PROBLEM TO WORK ON: Repeat the listing below in full, exactly as it stands.

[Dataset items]
* Start *

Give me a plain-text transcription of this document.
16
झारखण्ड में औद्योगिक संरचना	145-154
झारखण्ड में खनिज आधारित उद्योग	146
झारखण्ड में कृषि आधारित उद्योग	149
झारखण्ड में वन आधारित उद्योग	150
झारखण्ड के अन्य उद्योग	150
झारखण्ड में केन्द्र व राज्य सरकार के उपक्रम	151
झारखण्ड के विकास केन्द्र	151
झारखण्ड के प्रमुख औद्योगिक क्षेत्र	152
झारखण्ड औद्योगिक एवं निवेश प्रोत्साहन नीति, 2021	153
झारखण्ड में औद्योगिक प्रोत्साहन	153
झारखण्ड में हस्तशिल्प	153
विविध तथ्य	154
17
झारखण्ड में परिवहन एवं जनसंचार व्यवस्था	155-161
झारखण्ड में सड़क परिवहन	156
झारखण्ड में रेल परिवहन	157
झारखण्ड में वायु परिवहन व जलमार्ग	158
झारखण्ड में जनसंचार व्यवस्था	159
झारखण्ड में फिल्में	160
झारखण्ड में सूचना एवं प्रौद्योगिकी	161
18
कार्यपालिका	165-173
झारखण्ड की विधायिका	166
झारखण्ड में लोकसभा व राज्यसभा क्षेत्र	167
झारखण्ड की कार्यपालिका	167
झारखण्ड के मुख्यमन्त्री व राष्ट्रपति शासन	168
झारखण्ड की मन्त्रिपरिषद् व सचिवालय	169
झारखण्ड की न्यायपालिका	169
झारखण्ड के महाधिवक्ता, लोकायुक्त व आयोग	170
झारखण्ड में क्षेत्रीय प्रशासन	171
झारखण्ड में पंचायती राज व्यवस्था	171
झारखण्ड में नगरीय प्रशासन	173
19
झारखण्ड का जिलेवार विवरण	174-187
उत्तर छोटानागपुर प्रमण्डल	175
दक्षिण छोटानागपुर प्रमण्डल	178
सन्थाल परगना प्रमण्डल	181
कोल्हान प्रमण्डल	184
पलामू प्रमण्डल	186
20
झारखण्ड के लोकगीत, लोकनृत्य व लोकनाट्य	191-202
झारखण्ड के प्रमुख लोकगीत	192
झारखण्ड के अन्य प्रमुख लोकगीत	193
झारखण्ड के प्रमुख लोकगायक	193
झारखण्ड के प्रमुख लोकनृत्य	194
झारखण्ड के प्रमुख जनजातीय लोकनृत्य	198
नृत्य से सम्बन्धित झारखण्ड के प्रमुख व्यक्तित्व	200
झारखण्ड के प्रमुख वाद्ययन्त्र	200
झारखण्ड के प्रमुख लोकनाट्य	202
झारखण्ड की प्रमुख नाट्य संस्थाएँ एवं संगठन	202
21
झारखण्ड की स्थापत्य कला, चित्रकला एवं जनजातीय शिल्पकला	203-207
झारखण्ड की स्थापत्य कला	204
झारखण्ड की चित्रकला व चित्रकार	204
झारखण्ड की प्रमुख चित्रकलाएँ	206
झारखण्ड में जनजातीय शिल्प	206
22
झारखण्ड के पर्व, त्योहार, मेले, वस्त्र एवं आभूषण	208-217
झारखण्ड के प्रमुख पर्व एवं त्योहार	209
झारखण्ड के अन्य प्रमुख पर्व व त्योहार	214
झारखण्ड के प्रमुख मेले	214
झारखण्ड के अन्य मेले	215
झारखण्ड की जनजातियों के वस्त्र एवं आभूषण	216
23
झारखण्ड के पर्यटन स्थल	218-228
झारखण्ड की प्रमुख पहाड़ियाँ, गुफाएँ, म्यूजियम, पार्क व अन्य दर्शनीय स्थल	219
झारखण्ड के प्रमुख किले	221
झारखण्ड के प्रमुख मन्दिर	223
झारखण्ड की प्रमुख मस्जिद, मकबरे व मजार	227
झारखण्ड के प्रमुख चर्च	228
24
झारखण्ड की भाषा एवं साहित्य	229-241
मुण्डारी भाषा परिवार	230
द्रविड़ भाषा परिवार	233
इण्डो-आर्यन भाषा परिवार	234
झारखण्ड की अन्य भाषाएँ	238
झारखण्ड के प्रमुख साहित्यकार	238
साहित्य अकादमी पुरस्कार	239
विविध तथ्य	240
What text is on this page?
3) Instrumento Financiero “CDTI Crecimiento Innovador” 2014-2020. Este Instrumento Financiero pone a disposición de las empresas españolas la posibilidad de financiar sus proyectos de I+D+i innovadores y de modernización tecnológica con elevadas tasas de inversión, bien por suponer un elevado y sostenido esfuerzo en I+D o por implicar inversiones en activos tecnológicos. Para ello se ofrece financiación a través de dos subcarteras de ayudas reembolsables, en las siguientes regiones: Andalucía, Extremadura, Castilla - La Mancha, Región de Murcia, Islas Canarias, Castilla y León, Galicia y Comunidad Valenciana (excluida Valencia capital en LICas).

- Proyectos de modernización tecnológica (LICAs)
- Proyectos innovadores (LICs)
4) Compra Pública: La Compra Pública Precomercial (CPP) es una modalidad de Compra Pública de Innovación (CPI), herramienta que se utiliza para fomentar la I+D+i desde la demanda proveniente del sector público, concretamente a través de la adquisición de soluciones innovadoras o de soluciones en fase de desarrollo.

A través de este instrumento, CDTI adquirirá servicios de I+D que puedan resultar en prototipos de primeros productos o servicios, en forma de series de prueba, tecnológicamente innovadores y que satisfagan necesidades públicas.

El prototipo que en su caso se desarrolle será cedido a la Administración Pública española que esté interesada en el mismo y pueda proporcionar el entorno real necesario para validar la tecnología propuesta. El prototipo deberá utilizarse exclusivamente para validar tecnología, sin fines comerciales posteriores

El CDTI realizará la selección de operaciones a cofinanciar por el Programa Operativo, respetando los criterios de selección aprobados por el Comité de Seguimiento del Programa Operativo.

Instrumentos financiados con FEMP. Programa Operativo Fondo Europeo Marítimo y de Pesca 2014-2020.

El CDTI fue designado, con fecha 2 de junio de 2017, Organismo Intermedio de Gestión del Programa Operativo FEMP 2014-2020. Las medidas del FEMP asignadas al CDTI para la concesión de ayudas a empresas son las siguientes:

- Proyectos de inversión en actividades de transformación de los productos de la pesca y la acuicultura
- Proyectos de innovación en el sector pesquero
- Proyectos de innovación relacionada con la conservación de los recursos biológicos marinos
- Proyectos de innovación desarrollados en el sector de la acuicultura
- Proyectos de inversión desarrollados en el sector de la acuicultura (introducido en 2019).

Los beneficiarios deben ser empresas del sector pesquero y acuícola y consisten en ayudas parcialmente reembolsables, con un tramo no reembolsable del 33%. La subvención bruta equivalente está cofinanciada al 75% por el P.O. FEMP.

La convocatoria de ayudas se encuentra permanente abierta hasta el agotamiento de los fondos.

* End *

IN RESPONSE:
Give me a plain-text transcription of this document.
16
झारखण्ड में औद्योगिक संरचना	145-154
झारखण्ड में खनिज आधारित उद्योग	146
झारखण्ड में कृषि आधारित उद्योग	149
झारखण्ड में वन आधारित उद्योग	150
झारखण्ड के अन्य उद्योग	150
झारखण्ड में केन्द्र व राज्य सरकार के उपक्रम	151
झारखण्ड के विकास केन्द्र	151
झारखण्ड के प्रमुख औद्योगिक क्षेत्र	152
झारखण्ड औद्योगिक एवं निवेश प्रोत्साहन नीति, 2021	153
झारखण्ड में औद्योगिक प्रोत्साहन	153
झारखण्ड में हस्तशिल्प	153
विविध तथ्य	154
17
झारखण्ड में परिवहन एवं जनसंचार व्यवस्था	155-161
झारखण्ड में सड़क परिवहन	156
झारखण्ड में रेल परिवहन	157
झारखण्ड में वायु परिवहन व जलमार्ग	158
झारखण्ड में जनसंचार व्यवस्था	159
झारखण्ड में फिल्में	160
झारखण्ड में सूचना एवं प्रौद्योगिकी	161
18
कार्यपालिका	165-173
झारखण्ड की विधायिका	166
झारखण्ड में लोकसभा व राज्यसभा क्षेत्र	167
झारखण्ड की कार्यपालिका	167
झारखण्ड के मुख्यमन्त्री व राष्ट्रपति शासन	168
झारखण्ड की मन्त्रिपरिषद् व सचिवालय	169
झारखण्ड की न्यायपालिका	169
झारखण्ड के महाधिवक्ता, लोकायुक्त व आयोग	170
झारखण्ड में क्षेत्रीय प्रशासन	171
झारखण्ड में पंचायती राज व्यवस्था	171
झारखण्ड में नगरीय प्रशासन	173
19
झारखण्ड का जिलेवार विवरण	174-187
उत्तर छोटानागपुर प्रमण्डल	175
दक्षिण छोटानागपुर प्रमण्डल	178
सन्थाल परगना प्रमण्डल	181
कोल्हान प्रमण्डल	184
पलामू प्रमण्डल	186
20
झारखण्ड के लोकगीत, लोकनृत्य व लोकनाट्य	191-202
झारखण्ड के प्रमुख लोकगीत	192
झारखण्ड के अन्य प्रमुख लोकगीत	193
झारखण्ड के प्रमुख लोकगायक	193
झारखण्ड के प्रमुख लोकनृत्य	194
झारखण्ड के प्रमुख जनजातीय लोकनृत्य	198
नृत्य से सम्बन्धित झारखण्ड के प्रमुख व्यक्तित्व	200
झारखण्ड के प्रमुख वाद्ययन्त्र	200
झारखण्ड के प्रमुख लोकनाट्य	202
झारखण्ड की प्रमुख नाट्य संस्थाएँ एवं संगठन	202
21
झारखण्ड की स्थापत्य कला, चित्रकला एवं जनजातीय शिल्पकला	203-207
झारखण्ड की स्थापत्य कला	204
झारखण्ड की चित्रकला व चित्रकार	204
झारखण्ड की प्रमुख चित्रकलाएँ	206
झारखण्ड में जनजातीय शिल्प	206
22
झारखण्ड के पर्व, त्योहार, मेले, वस्त्र एवं आभूषण	208-217
झारखण्ड के प्रमुख पर्व एवं त्योहार	209
झारखण्ड के अन्य प्रमुख पर्व व त्योहार	214
झारखण्ड के प्रमुख मेले	214
झारखण्ड के अन्य मेले	215
झारखण्ड की जनजातियों के वस्त्र एवं आभूषण	216
23
झारखण्ड के पर्यटन स्थल	218-228
झारखण्ड की प्रमुख पहाड़ियाँ, गुफाएँ, म्यूजियम, पार्क व अन्य दर्शनीय स्थल	219
झारखण्ड के प्रमुख किले	221
झारखण्ड के प्रमुख मन्दिर	223
झारखण्ड की प्रमुख मस्जिद, मकबरे व मजार	227
झारखण्ड के प्रमुख चर्च	228
24
झारखण्ड की भाषा एवं साहित्य	229-241
मुण्डारी भाषा परिवार	230
द्रविड़ भाषा परिवार	233
इण्डो-आर्यन भाषा परिवार	234
झारखण्ड की अन्य भाषाएँ	238
झारखण्ड के प्रमुख साहित्यकार	238
साहित्य अकादमी पुरस्कार	239
विविध तथ्य	240
What text is on this page?
3) Instrumento Financiero “CDTI Crecimiento Innovador” 2014-2020. Este Instrumento Financiero pone a disposición de las empresas españolas la posibilidad de financiar sus proyectos de I+D+i innovadores y de modernización tecnológica con elevadas tasas de inversión, bien por suponer un elevado y sostenido esfuerzo en I+D o por implicar inversiones en activos tecnológicos. Para ello se ofrece financiación a través de dos subcarteras de ayudas reembolsables, en las siguientes regiones: Andalucía, Extremadura, Castilla - La Mancha, Región de Murcia, Islas Canarias, Castilla y León, Galicia y Comunidad Valenciana (excluida Valencia capital en LICas).

- Proyectos de modernización tecnológica (LICAs)
- Proyectos innovadores (LICs)
4) Compra Pública: La Compra Pública Precomercial (CPP) es una modalidad de Compra Pública de Innovación (CPI), herramienta que se utiliza para fomentar la I+D+i desde la demanda proveniente del sector público, concretamente a través de la adquisición de soluciones innovadoras o de soluciones en fase de desarrollo.

A través de este instrumento, CDTI adquirirá servicios de I+D que puedan resultar en prototipos de primeros productos o servicios, en forma de series de prueba, tecnológicamente innovadores y que satisfagan necesidades públicas.

El prototipo que en su caso se desarrolle será cedido a la Administración Pública española que esté interesada en el mismo y pueda proporcionar el entorno real necesario para validar la tecnología propuesta. El prototipo deberá utilizarse exclusivamente para validar tecnología, sin fines comerciales posteriores

El CDTI realizará la selección de operaciones a cofinanciar por el Programa Operativo, respetando los criterios de selección aprobados por el Comité de Seguimiento del Programa Operativo.

Instrumentos financiados con FEMP. Programa Operativo Fondo Europeo Marítimo y de Pesca 2014-2020.

El CDTI fue designado, con fecha 2 de junio de 2017, Organismo Intermedio de Gestión del Programa Operativo FEMP 2014-2020. Las medidas del FEMP asignadas al CDTI para la concesión de ayudas a empresas son las siguientes:

- Proyectos de inversión en actividades de transformación de los productos de la pesca y la acuicultura
- Proyectos de innovación en el sector pesquero
- Proyectos de innovación relacionada con la conservación de los recursos biológicos marinos
- Proyectos de innovación desarrollados en el sector de la acuicultura
- Proyectos de inversión desarrollados en el sector de la acuicultura (introducido en 2019).

Los beneficiarios deben ser empresas del sector pesquero y acuícola y consisten en ayudas parcialmente reembolsables, con un tramo no reembolsable del 33%. La subvención bruta equivalente está cofinanciada al 75% por el P.O. FEMP.

La convocatoria de ayudas se encuentra permanente abierta hasta el agotamiento de los fondos.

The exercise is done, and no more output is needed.